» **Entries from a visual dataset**
========================================================================
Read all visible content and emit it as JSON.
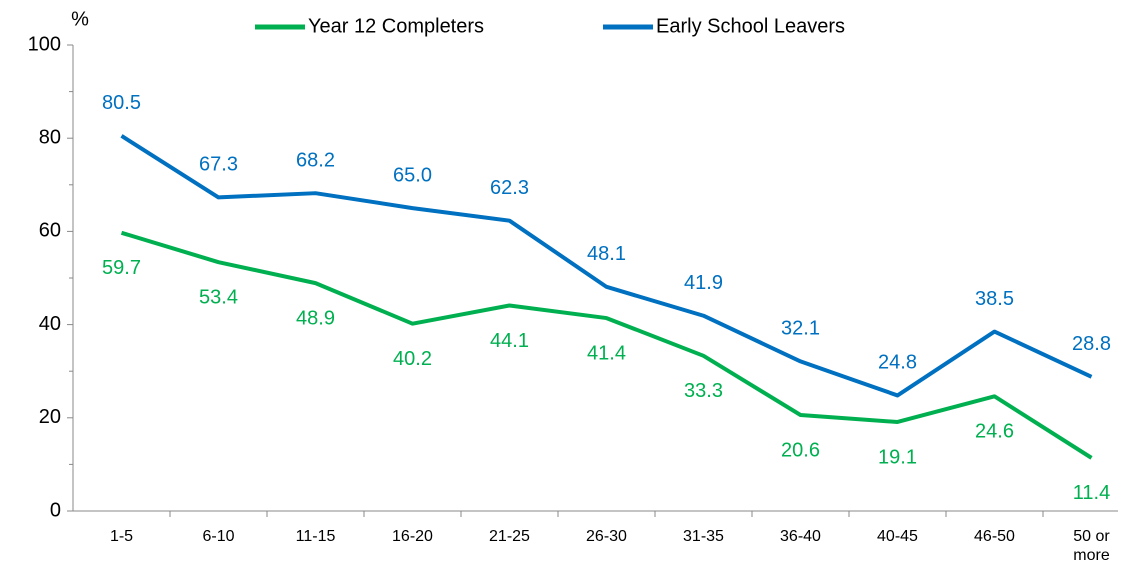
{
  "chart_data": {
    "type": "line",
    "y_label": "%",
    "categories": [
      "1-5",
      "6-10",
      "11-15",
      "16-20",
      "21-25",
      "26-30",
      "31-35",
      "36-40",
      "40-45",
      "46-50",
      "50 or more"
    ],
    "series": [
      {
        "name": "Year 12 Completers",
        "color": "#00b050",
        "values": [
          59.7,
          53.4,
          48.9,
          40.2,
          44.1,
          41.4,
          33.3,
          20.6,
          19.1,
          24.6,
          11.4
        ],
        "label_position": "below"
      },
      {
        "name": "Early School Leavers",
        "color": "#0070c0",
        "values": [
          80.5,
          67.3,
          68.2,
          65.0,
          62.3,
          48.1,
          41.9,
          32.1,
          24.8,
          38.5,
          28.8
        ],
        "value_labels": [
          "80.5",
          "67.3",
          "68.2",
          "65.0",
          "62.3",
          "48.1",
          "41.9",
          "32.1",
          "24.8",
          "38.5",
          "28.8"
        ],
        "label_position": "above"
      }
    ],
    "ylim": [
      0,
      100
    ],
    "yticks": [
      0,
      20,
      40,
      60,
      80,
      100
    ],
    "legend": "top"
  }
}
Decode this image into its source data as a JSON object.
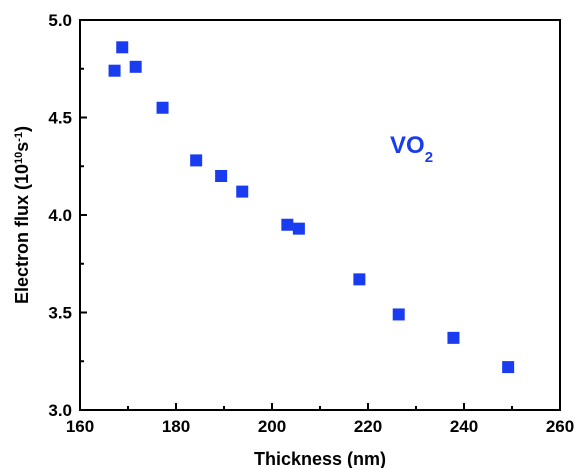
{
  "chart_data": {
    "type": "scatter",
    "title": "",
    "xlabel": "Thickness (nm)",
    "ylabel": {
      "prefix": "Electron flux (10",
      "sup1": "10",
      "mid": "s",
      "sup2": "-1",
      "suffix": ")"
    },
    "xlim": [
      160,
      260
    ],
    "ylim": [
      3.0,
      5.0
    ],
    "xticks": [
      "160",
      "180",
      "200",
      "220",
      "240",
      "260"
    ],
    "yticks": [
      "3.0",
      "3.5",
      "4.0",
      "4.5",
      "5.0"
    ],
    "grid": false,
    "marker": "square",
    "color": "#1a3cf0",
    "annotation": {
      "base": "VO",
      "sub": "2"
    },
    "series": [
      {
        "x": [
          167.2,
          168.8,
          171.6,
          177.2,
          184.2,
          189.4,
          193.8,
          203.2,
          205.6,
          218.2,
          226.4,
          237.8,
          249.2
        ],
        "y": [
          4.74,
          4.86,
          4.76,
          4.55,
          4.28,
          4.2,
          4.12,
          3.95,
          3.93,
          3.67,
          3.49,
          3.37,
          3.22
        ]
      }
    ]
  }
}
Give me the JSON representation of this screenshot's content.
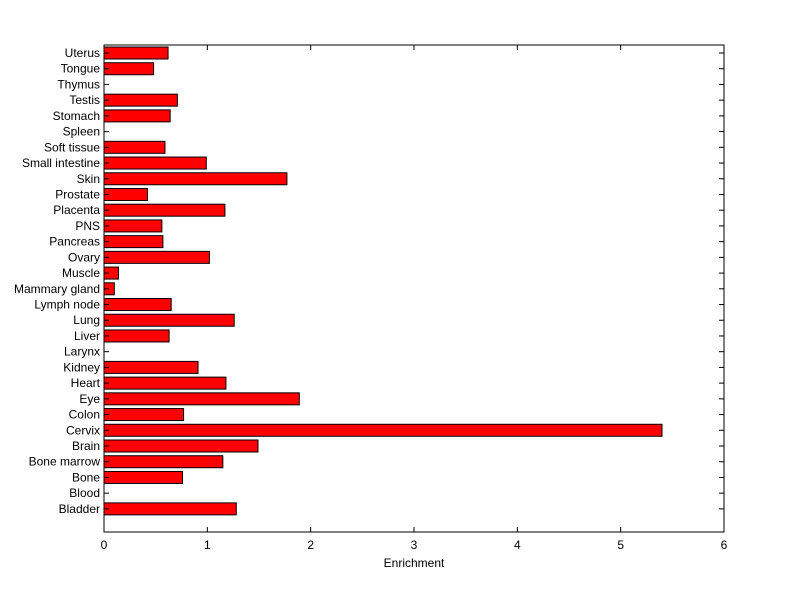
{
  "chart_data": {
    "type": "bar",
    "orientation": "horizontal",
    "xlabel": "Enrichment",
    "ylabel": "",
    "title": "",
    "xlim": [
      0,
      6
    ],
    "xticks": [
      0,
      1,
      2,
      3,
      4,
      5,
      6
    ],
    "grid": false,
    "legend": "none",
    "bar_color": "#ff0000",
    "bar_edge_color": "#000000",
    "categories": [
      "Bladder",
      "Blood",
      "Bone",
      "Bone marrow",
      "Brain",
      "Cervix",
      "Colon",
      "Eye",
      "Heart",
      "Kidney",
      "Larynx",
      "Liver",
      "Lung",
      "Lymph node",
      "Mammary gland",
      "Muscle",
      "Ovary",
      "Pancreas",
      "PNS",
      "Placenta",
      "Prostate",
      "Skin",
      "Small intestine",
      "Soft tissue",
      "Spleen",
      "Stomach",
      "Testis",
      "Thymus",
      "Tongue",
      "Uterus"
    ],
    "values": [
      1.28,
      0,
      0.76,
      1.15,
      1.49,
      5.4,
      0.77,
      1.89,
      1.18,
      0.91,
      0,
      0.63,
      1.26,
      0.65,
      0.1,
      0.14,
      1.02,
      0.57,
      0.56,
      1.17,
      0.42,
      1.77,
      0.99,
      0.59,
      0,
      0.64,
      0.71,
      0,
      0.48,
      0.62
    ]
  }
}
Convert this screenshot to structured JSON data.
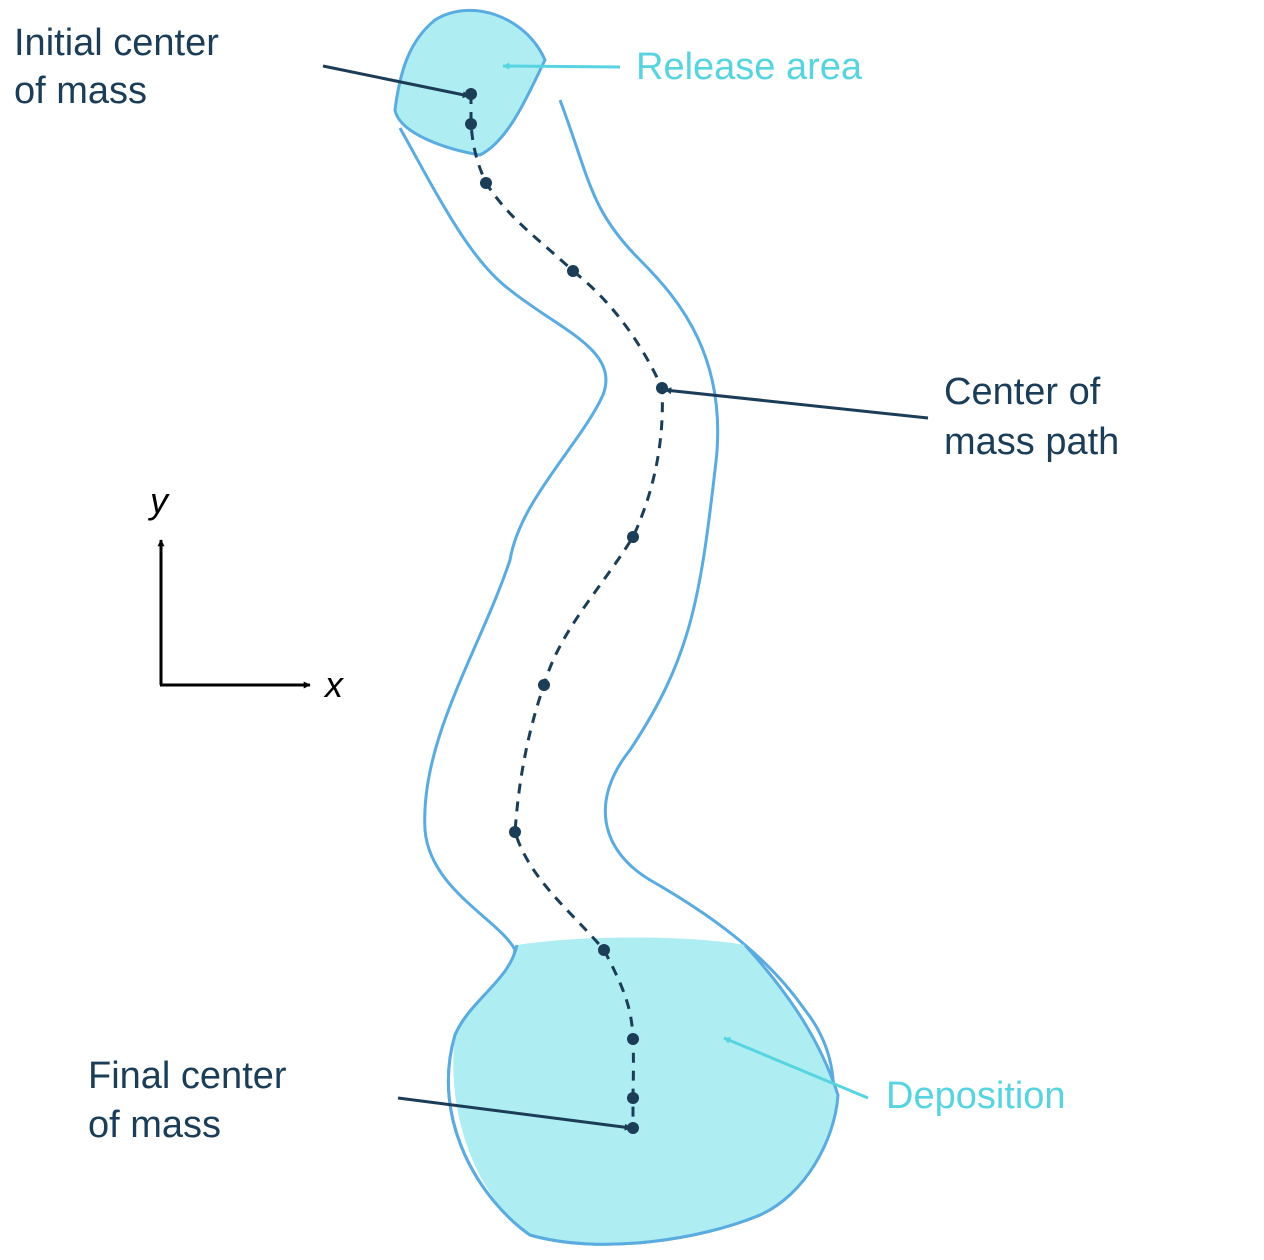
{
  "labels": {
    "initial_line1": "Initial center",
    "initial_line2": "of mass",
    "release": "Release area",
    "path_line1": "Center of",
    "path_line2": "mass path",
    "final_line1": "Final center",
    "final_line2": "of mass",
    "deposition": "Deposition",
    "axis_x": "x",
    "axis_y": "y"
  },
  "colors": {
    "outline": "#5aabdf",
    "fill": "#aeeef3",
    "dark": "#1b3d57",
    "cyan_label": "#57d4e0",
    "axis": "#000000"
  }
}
========================================================================
» **Exercise brief**
Repeat exactly the lines from the one containing "Convert this screenshot" through the last line of the records above, both included, and leave out the pictures.

» **The completed task**
Convert this screenshot to structured JSON data.
{
  "labels": {
    "initial_line1": "Initial center",
    "initial_line2": "of mass",
    "release": "Release area",
    "path_line1": "Center of",
    "path_line2": "mass path",
    "final_line1": "Final center",
    "final_line2": "of mass",
    "deposition": "Deposition",
    "axis_x": "x",
    "axis_y": "y"
  },
  "colors": {
    "outline": "#5aabdf",
    "fill": "#aeeef3",
    "dark": "#1b3d57",
    "cyan_label": "#57d4e0",
    "axis": "#000000"
  }
}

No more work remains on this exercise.